• **Data for the task**
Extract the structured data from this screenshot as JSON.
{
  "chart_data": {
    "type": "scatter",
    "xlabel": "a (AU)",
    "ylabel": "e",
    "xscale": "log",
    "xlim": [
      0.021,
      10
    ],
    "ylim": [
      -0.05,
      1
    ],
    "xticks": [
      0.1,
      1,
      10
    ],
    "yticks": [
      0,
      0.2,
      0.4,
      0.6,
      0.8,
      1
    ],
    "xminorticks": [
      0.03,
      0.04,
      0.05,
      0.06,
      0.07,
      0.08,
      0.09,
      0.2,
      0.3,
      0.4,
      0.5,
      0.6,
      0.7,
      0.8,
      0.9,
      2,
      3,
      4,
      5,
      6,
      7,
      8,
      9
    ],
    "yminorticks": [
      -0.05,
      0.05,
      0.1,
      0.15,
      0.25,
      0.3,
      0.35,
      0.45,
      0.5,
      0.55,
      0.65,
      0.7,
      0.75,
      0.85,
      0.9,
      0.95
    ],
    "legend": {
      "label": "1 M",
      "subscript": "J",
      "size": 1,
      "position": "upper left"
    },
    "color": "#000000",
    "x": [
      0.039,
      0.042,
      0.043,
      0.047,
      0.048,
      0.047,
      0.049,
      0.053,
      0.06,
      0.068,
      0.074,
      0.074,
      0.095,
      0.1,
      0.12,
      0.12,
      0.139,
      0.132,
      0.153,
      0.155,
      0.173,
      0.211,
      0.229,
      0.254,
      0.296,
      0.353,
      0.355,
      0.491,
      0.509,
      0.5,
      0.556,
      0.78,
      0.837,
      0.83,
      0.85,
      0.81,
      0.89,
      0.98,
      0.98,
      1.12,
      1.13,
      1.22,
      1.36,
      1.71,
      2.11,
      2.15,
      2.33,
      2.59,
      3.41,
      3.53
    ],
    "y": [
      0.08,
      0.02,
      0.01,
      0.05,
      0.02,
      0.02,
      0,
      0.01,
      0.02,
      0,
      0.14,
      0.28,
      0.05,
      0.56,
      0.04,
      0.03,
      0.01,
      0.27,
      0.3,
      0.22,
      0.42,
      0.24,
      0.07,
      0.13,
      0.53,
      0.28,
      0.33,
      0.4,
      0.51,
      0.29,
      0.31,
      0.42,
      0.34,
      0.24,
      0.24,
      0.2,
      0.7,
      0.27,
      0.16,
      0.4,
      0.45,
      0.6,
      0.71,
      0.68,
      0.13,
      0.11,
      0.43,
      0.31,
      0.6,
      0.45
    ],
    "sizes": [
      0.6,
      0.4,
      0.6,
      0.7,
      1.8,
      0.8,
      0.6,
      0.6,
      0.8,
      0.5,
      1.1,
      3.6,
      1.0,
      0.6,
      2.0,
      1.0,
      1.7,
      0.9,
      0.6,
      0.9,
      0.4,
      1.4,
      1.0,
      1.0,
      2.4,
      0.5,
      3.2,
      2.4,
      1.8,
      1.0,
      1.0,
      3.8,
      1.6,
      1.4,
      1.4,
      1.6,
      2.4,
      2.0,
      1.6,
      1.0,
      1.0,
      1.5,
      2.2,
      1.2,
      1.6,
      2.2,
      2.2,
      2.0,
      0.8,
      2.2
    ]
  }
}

• **Written task**
All of the entries should be written out again exactly.

• **Completed exercise**
Extract the structured data from this screenshot as JSON.
{
  "chart_data": {
    "type": "scatter",
    "xlabel": "a (AU)",
    "ylabel": "e",
    "xscale": "log",
    "xlim": [
      0.021,
      10
    ],
    "ylim": [
      -0.05,
      1
    ],
    "xticks": [
      0.1,
      1,
      10
    ],
    "yticks": [
      0,
      0.2,
      0.4,
      0.6,
      0.8,
      1
    ],
    "xminorticks": [
      0.03,
      0.04,
      0.05,
      0.06,
      0.07,
      0.08,
      0.09,
      0.2,
      0.3,
      0.4,
      0.5,
      0.6,
      0.7,
      0.8,
      0.9,
      2,
      3,
      4,
      5,
      6,
      7,
      8,
      9
    ],
    "yminorticks": [
      -0.05,
      0.05,
      0.1,
      0.15,
      0.25,
      0.3,
      0.35,
      0.45,
      0.5,
      0.55,
      0.65,
      0.7,
      0.75,
      0.85,
      0.9,
      0.95
    ],
    "legend": {
      "label": "1 M",
      "subscript": "J",
      "size": 1,
      "position": "upper left"
    },
    "color": "#000000",
    "x": [
      0.039,
      0.042,
      0.043,
      0.047,
      0.048,
      0.047,
      0.049,
      0.053,
      0.06,
      0.068,
      0.074,
      0.074,
      0.095,
      0.1,
      0.12,
      0.12,
      0.139,
      0.132,
      0.153,
      0.155,
      0.173,
      0.211,
      0.229,
      0.254,
      0.296,
      0.353,
      0.355,
      0.491,
      0.509,
      0.5,
      0.556,
      0.78,
      0.837,
      0.83,
      0.85,
      0.81,
      0.89,
      0.98,
      0.98,
      1.12,
      1.13,
      1.22,
      1.36,
      1.71,
      2.11,
      2.15,
      2.33,
      2.59,
      3.41,
      3.53
    ],
    "y": [
      0.08,
      0.02,
      0.01,
      0.05,
      0.02,
      0.02,
      0,
      0.01,
      0.02,
      0,
      0.14,
      0.28,
      0.05,
      0.56,
      0.04,
      0.03,
      0.01,
      0.27,
      0.3,
      0.22,
      0.42,
      0.24,
      0.07,
      0.13,
      0.53,
      0.28,
      0.33,
      0.4,
      0.51,
      0.29,
      0.31,
      0.42,
      0.34,
      0.24,
      0.24,
      0.2,
      0.7,
      0.27,
      0.16,
      0.4,
      0.45,
      0.6,
      0.71,
      0.68,
      0.13,
      0.11,
      0.43,
      0.31,
      0.6,
      0.45
    ],
    "sizes": [
      0.6,
      0.4,
      0.6,
      0.7,
      1.8,
      0.8,
      0.6,
      0.6,
      0.8,
      0.5,
      1.1,
      3.6,
      1.0,
      0.6,
      2.0,
      1.0,
      1.7,
      0.9,
      0.6,
      0.9,
      0.4,
      1.4,
      1.0,
      1.0,
      2.4,
      0.5,
      3.2,
      2.4,
      1.8,
      1.0,
      1.0,
      3.8,
      1.6,
      1.4,
      1.4,
      1.6,
      2.4,
      2.0,
      1.6,
      1.0,
      1.0,
      1.5,
      2.2,
      1.2,
      1.6,
      2.2,
      2.2,
      2.0,
      0.8,
      2.2
    ]
  }
}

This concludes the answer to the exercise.